* **CHALLENGE**:
Reproduce all the entries exactly.

* **INFORMATION SUPPLIED**:
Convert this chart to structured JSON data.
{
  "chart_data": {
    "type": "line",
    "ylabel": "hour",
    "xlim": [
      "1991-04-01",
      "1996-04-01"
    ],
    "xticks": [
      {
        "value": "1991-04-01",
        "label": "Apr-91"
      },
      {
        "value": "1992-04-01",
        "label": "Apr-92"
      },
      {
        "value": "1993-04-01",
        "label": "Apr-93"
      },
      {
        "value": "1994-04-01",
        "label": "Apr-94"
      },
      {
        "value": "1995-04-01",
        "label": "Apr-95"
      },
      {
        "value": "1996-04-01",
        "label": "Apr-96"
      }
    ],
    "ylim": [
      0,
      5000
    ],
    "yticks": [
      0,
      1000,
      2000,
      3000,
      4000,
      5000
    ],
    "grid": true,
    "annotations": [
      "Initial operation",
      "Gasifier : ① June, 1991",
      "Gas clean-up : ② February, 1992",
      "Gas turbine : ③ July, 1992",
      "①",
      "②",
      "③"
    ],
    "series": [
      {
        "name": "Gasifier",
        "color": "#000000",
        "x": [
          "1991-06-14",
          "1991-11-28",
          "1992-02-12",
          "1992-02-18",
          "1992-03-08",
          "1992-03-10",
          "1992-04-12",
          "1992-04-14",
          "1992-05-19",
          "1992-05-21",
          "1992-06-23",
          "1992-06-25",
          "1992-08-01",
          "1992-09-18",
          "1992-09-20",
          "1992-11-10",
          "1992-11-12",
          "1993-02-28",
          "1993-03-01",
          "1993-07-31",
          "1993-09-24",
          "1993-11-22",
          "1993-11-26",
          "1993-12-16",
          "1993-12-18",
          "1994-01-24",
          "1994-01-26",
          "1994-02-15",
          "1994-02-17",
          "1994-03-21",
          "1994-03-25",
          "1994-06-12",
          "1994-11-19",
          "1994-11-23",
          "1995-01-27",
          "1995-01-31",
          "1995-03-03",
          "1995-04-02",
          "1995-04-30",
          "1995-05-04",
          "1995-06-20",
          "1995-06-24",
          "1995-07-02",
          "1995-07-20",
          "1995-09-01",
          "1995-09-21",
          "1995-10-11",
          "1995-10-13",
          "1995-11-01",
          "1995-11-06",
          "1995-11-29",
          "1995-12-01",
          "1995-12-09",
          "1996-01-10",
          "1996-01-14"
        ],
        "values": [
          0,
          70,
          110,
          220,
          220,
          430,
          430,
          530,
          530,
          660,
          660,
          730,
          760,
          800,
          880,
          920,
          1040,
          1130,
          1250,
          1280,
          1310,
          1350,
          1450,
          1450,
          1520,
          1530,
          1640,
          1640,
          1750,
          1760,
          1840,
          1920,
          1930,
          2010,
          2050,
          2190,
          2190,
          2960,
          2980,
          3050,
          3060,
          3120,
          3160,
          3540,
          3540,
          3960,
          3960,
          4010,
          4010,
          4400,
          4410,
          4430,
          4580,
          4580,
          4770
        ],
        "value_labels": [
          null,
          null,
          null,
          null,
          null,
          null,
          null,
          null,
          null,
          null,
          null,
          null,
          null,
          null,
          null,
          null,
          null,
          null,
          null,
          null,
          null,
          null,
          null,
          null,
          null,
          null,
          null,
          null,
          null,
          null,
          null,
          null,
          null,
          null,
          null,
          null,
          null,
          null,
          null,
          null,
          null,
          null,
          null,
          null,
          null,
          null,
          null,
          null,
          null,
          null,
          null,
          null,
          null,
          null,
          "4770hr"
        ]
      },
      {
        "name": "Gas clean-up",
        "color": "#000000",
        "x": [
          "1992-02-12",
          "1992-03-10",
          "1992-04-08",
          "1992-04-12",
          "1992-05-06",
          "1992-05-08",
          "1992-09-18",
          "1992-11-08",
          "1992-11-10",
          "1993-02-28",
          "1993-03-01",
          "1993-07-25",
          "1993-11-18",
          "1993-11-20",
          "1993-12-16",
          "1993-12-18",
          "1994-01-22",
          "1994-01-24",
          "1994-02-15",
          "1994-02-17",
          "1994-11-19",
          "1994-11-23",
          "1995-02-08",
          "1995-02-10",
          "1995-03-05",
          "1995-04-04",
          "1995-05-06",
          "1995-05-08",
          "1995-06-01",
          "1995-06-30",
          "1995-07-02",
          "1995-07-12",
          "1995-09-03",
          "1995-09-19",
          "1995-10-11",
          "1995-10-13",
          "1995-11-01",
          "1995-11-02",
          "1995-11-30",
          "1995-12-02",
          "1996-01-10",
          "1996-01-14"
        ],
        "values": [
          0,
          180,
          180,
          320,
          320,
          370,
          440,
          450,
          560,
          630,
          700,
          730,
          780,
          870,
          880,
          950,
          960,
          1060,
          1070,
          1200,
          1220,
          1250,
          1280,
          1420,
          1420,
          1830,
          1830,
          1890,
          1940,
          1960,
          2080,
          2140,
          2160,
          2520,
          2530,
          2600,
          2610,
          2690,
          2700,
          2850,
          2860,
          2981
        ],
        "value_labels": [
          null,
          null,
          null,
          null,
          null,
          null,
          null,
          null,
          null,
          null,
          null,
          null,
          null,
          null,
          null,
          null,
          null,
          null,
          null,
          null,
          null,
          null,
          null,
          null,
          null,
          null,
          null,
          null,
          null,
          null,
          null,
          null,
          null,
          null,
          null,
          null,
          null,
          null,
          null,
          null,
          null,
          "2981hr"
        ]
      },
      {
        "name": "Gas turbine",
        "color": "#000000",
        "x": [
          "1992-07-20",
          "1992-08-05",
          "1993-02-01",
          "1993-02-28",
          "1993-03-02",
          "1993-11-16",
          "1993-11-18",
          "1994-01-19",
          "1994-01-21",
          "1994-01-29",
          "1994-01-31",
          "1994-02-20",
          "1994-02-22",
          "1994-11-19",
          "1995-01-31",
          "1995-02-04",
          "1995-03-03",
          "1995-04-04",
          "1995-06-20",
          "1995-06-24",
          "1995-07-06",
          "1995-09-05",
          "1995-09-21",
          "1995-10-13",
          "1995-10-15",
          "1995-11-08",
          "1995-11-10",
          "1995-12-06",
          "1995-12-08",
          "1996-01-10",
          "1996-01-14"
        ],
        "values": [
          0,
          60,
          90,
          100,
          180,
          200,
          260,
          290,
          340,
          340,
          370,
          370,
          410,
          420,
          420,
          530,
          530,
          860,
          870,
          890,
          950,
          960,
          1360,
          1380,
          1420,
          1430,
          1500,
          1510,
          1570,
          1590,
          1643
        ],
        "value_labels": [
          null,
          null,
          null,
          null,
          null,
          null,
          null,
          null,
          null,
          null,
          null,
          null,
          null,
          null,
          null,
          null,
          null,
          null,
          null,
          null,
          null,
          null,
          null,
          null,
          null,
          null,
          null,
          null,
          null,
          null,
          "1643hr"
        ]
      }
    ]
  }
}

* **RIGHT ANSWER**:
Convert this chart to structured JSON data.
{
  "chart_data": {
    "type": "line",
    "ylabel": "hour",
    "xlim": [
      "1991-04-01",
      "1996-04-01"
    ],
    "xticks": [
      {
        "value": "1991-04-01",
        "label": "Apr-91"
      },
      {
        "value": "1992-04-01",
        "label": "Apr-92"
      },
      {
        "value": "1993-04-01",
        "label": "Apr-93"
      },
      {
        "value": "1994-04-01",
        "label": "Apr-94"
      },
      {
        "value": "1995-04-01",
        "label": "Apr-95"
      },
      {
        "value": "1996-04-01",
        "label": "Apr-96"
      }
    ],
    "ylim": [
      0,
      5000
    ],
    "yticks": [
      0,
      1000,
      2000,
      3000,
      4000,
      5000
    ],
    "grid": true,
    "annotations": [
      "Initial operation",
      "Gasifier : ① June, 1991",
      "Gas clean-up : ② February, 1992",
      "Gas turbine : ③ July, 1992",
      "①",
      "②",
      "③"
    ],
    "series": [
      {
        "name": "Gasifier",
        "color": "#000000",
        "x": [
          "1991-06-14",
          "1991-11-28",
          "1992-02-12",
          "1992-02-18",
          "1992-03-08",
          "1992-03-10",
          "1992-04-12",
          "1992-04-14",
          "1992-05-19",
          "1992-05-21",
          "1992-06-23",
          "1992-06-25",
          "1992-08-01",
          "1992-09-18",
          "1992-09-20",
          "1992-11-10",
          "1992-11-12",
          "1993-02-28",
          "1993-03-01",
          "1993-07-31",
          "1993-09-24",
          "1993-11-22",
          "1993-11-26",
          "1993-12-16",
          "1993-12-18",
          "1994-01-24",
          "1994-01-26",
          "1994-02-15",
          "1994-02-17",
          "1994-03-21",
          "1994-03-25",
          "1994-06-12",
          "1994-11-19",
          "1994-11-23",
          "1995-01-27",
          "1995-01-31",
          "1995-03-03",
          "1995-04-02",
          "1995-04-30",
          "1995-05-04",
          "1995-06-20",
          "1995-06-24",
          "1995-07-02",
          "1995-07-20",
          "1995-09-01",
          "1995-09-21",
          "1995-10-11",
          "1995-10-13",
          "1995-11-01",
          "1995-11-06",
          "1995-11-29",
          "1995-12-01",
          "1995-12-09",
          "1996-01-10",
          "1996-01-14"
        ],
        "values": [
          0,
          70,
          110,
          220,
          220,
          430,
          430,
          530,
          530,
          660,
          660,
          730,
          760,
          800,
          880,
          920,
          1040,
          1130,
          1250,
          1280,
          1310,
          1350,
          1450,
          1450,
          1520,
          1530,
          1640,
          1640,
          1750,
          1760,
          1840,
          1920,
          1930,
          2010,
          2050,
          2190,
          2190,
          2960,
          2980,
          3050,
          3060,
          3120,
          3160,
          3540,
          3540,
          3960,
          3960,
          4010,
          4010,
          4400,
          4410,
          4430,
          4580,
          4580,
          4770
        ],
        "value_labels": [
          null,
          null,
          null,
          null,
          null,
          null,
          null,
          null,
          null,
          null,
          null,
          null,
          null,
          null,
          null,
          null,
          null,
          null,
          null,
          null,
          null,
          null,
          null,
          null,
          null,
          null,
          null,
          null,
          null,
          null,
          null,
          null,
          null,
          null,
          null,
          null,
          null,
          null,
          null,
          null,
          null,
          null,
          null,
          null,
          null,
          null,
          null,
          null,
          null,
          null,
          null,
          null,
          null,
          null,
          "4770hr"
        ]
      },
      {
        "name": "Gas clean-up",
        "color": "#000000",
        "x": [
          "1992-02-12",
          "1992-03-10",
          "1992-04-08",
          "1992-04-12",
          "1992-05-06",
          "1992-05-08",
          "1992-09-18",
          "1992-11-08",
          "1992-11-10",
          "1993-02-28",
          "1993-03-01",
          "1993-07-25",
          "1993-11-18",
          "1993-11-20",
          "1993-12-16",
          "1993-12-18",
          "1994-01-22",
          "1994-01-24",
          "1994-02-15",
          "1994-02-17",
          "1994-11-19",
          "1994-11-23",
          "1995-02-08",
          "1995-02-10",
          "1995-03-05",
          "1995-04-04",
          "1995-05-06",
          "1995-05-08",
          "1995-06-01",
          "1995-06-30",
          "1995-07-02",
          "1995-07-12",
          "1995-09-03",
          "1995-09-19",
          "1995-10-11",
          "1995-10-13",
          "1995-11-01",
          "1995-11-02",
          "1995-11-30",
          "1995-12-02",
          "1996-01-10",
          "1996-01-14"
        ],
        "values": [
          0,
          180,
          180,
          320,
          320,
          370,
          440,
          450,
          560,
          630,
          700,
          730,
          780,
          870,
          880,
          950,
          960,
          1060,
          1070,
          1200,
          1220,
          1250,
          1280,
          1420,
          1420,
          1830,
          1830,
          1890,
          1940,
          1960,
          2080,
          2140,
          2160,
          2520,
          2530,
          2600,
          2610,
          2690,
          2700,
          2850,
          2860,
          2981
        ],
        "value_labels": [
          null,
          null,
          null,
          null,
          null,
          null,
          null,
          null,
          null,
          null,
          null,
          null,
          null,
          null,
          null,
          null,
          null,
          null,
          null,
          null,
          null,
          null,
          null,
          null,
          null,
          null,
          null,
          null,
          null,
          null,
          null,
          null,
          null,
          null,
          null,
          null,
          null,
          null,
          null,
          null,
          null,
          "2981hr"
        ]
      },
      {
        "name": "Gas turbine",
        "color": "#000000",
        "x": [
          "1992-07-20",
          "1992-08-05",
          "1993-02-01",
          "1993-02-28",
          "1993-03-02",
          "1993-11-16",
          "1993-11-18",
          "1994-01-19",
          "1994-01-21",
          "1994-01-29",
          "1994-01-31",
          "1994-02-20",
          "1994-02-22",
          "1994-11-19",
          "1995-01-31",
          "1995-02-04",
          "1995-03-03",
          "1995-04-04",
          "1995-06-20",
          "1995-06-24",
          "1995-07-06",
          "1995-09-05",
          "1995-09-21",
          "1995-10-13",
          "1995-10-15",
          "1995-11-08",
          "1995-11-10",
          "1995-12-06",
          "1995-12-08",
          "1996-01-10",
          "1996-01-14"
        ],
        "values": [
          0,
          60,
          90,
          100,
          180,
          200,
          260,
          290,
          340,
          340,
          370,
          370,
          410,
          420,
          420,
          530,
          530,
          860,
          870,
          890,
          950,
          960,
          1360,
          1380,
          1420,
          1430,
          1500,
          1510,
          1570,
          1590,
          1643
        ],
        "value_labels": [
          null,
          null,
          null,
          null,
          null,
          null,
          null,
          null,
          null,
          null,
          null,
          null,
          null,
          null,
          null,
          null,
          null,
          null,
          null,
          null,
          null,
          null,
          null,
          null,
          null,
          null,
          null,
          null,
          null,
          null,
          "1643hr"
        ]
      }
    ]
  }
}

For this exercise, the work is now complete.